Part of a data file
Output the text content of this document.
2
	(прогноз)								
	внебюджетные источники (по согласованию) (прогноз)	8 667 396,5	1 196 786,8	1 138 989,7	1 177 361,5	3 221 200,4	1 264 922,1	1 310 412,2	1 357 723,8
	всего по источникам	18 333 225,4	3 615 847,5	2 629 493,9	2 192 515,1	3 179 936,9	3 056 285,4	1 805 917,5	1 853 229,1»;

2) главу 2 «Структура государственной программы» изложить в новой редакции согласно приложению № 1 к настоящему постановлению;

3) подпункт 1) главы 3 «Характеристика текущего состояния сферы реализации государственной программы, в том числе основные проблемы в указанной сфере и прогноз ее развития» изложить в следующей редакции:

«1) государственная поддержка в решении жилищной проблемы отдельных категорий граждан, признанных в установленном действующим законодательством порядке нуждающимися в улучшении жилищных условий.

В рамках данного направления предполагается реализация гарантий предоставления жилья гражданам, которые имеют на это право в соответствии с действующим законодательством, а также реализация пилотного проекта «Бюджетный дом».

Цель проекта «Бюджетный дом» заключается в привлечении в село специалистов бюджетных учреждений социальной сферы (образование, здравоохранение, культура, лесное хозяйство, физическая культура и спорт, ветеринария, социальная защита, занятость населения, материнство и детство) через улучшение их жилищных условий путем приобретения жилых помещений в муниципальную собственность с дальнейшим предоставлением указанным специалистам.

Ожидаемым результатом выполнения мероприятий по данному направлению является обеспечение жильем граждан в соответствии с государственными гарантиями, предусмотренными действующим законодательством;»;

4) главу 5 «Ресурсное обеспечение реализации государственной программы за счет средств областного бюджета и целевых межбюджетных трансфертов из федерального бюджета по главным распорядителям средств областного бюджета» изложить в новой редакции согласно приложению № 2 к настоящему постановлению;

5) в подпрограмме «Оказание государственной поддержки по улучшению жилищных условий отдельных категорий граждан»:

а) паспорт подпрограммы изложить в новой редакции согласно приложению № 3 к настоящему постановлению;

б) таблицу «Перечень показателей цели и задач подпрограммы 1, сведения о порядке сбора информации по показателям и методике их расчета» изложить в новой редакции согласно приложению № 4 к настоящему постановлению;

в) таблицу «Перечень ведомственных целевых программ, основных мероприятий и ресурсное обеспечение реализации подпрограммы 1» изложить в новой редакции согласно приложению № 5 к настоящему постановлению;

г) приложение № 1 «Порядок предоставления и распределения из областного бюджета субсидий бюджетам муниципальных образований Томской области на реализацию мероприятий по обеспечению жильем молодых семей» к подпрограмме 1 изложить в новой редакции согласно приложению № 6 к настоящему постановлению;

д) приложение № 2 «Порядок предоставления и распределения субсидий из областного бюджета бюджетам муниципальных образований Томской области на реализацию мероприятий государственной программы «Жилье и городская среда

_STATED TASK_. Transcribe all of the lines in the records precisely.

_SOLUTION TO THE EXERCISE_.
Output the text content of this document.
2
	(прогноз)								
	внебюджетные источники (по согласованию) (прогноз)	8 667 396,5	1 196 786,8	1 138 989,7	1 177 361,5	3 221 200,4	1 264 922,1	1 310 412,2	1 357 723,8
	всего по источникам	18 333 225,4	3 615 847,5	2 629 493,9	2 192 515,1	3 179 936,9	3 056 285,4	1 805 917,5	1 853 229,1»;

2) главу 2 «Структура государственной программы» изложить в новой редакции согласно приложению № 1 к настоящему постановлению;

3) подпункт 1) главы 3 «Характеристика текущего состояния сферы реализации государственной программы, в том числе основные проблемы в указанной сфере и прогноз ее развития» изложить в следующей редакции:

«1) государственная поддержка в решении жилищной проблемы отдельных категорий граждан, признанных в установленном действующим законодательством порядке нуждающимися в улучшении жилищных условий.

В рамках данного направления предполагается реализация гарантий предоставления жилья гражданам, которые имеют на это право в соответствии с действующим законодательством, а также реализация пилотного проекта «Бюджетный дом».

Цель проекта «Бюджетный дом» заключается в привлечении в село специалистов бюджетных учреждений социальной сферы (образование, здравоохранение, культура, лесное хозяйство, физическая культура и спорт, ветеринария, социальная защита, занятость населения, материнство и детство) через улучшение их жилищных условий путем приобретения жилых помещений в муниципальную собственность с дальнейшим предоставлением указанным специалистам.

Ожидаемым результатом выполнения мероприятий по данному направлению является обеспечение жильем граждан в соответствии с государственными гарантиями, предусмотренными действующим законодательством;»;

4) главу 5 «Ресурсное обеспечение реализации государственной программы за счет средств областного бюджета и целевых межбюджетных трансфертов из федерального бюджета по главным распорядителям средств областного бюджета» изложить в новой редакции согласно приложению № 2 к настоящему постановлению;

5) в подпрограмме «Оказание государственной поддержки по улучшению жилищных условий отдельных категорий граждан»:

а) паспорт подпрограммы изложить в новой редакции согласно приложению № 3 к настоящему постановлению;

б) таблицу «Перечень показателей цели и задач подпрограммы 1, сведения о порядке сбора информации по показателям и методике их расчета» изложить в новой редакции согласно приложению № 4 к настоящему постановлению;

в) таблицу «Перечень ведомственных целевых программ, основных мероприятий и ресурсное обеспечение реализации подпрограммы 1» изложить в новой редакции согласно приложению № 5 к настоящему постановлению;

г) приложение № 1 «Порядок предоставления и распределения из областного бюджета субсидий бюджетам муниципальных образований Томской области на реализацию мероприятий по обеспечению жильем молодых семей» к подпрограмме 1 изложить в новой редакции согласно приложению № 6 к настоящему постановлению;

д) приложение № 2 «Порядок предоставления и распределения субсидий из областного бюджета бюджетам муниципальных образований Томской области на реализацию мероприятий государственной программы «Жилье и городская среда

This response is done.